--- Start DATASET EXCERPTS ---

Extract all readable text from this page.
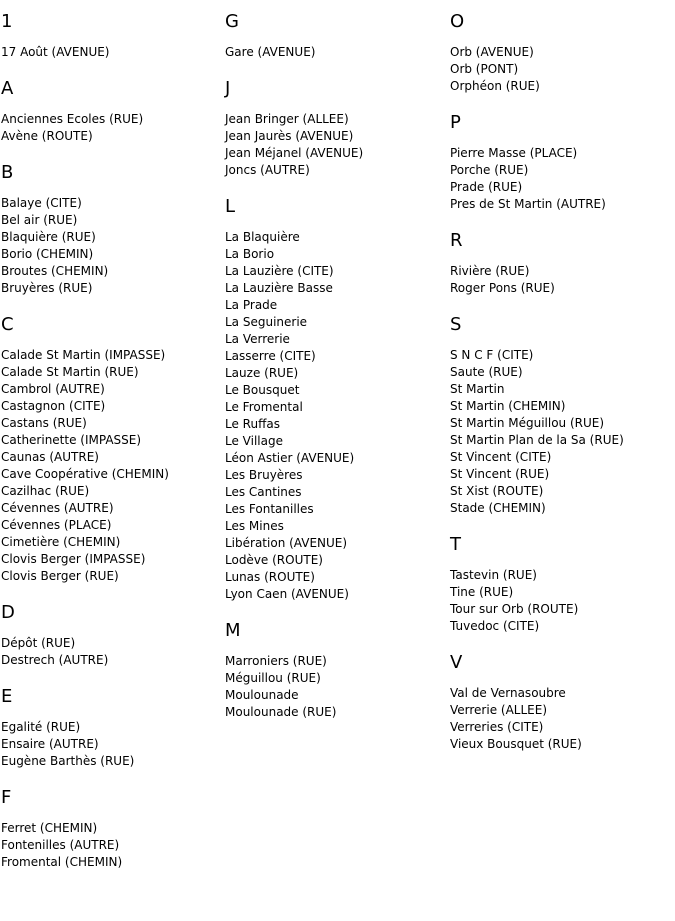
1
17 Août (AVENUE)
A
Anciennes Ecoles (RUE)
Avène (ROUTE)
B
Balaye (CITE)
Bel air (RUE)
Blaquière (RUE)
Borio (CHEMIN)
Broutes (CHEMIN)
Bruyères (RUE)
C
Calade St Martin (IMPASSE)
Calade St Martin (RUE)
Cambrol (AUTRE)
Castagnon (CITE)
Castans (RUE)
Catherinette (IMPASSE)
Caunas (AUTRE)
Cave Coopérative (CHEMIN)
Cazilhac (RUE)
Cévennes (AUTRE)
Cévennes (PLACE)
Cimetière (CHEMIN)
Clovis Berger (IMPASSE)
Clovis Berger (RUE)
D
Dépôt (RUE)
Destrech (AUTRE)
E
Egalité (RUE)
Ensaire (AUTRE)
Eugène Barthès (RUE)
F
Ferret (CHEMIN)
Fontenilles (AUTRE)
Fromental (CHEMIN)
G
Gare (AVENUE)
J
Jean Bringer (ALLEE)
Jean Jaurès (AVENUE)
Jean Méjanel (AVENUE)
Joncs (AUTRE)
L
La Blaquière
La Borio
La Lauzière (CITE)
La Lauzière Basse
La Prade
La Seguinerie
La Verrerie
Lasserre (CITE)
Lauze (RUE)
Le Bousquet
Le Fromental
Le Ruffas
Le Village
Léon Astier (AVENUE)
Les Bruyères
Les Cantines
Les Fontanilles
Les Mines
Libération (AVENUE)
Lodève (ROUTE)
Lunas (ROUTE)
Lyon Caen (AVENUE)
M
Marroniers (RUE)
Méguillou (RUE)
Moulounade
Moulounade (RUE)
O
Orb (AVENUE)
Orb (PONT)
Orphéon (RUE)
P
Pierre Masse (PLACE)
Porche (RUE)
Prade (RUE)
Pres de St Martin (AUTRE)
R
Rivière (RUE)
Roger Pons (RUE)
S
S N C F (CITE)
Saute (RUE)
St Martin
St Martin (CHEMIN)
St Martin Méguillou (RUE)
St Martin Plan de la Sa (RUE)
St Vincent (CITE)
St Vincent (RUE)
St Xist (ROUTE)
Stade (CHEMIN)
T
Tastevin (RUE)
Tine (RUE)
Tour sur Orb (ROUTE)
Tuvedoc (CITE)
V
Val de Vernasoubre
Verrerie (ALLEE)
Verreries (CITE)
Vieux Bousquet (RUE)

--- End DATASET EXCERPTS ---

- **WHAT YOU WILL DO**
Which lines hold the word "IMPASSE"? Copy every one of them.

- **FINISHED ANSWER**
Calade St Martin (IMPASSE)
Catherinette (IMPASSE)
Clovis Berger (IMPASSE)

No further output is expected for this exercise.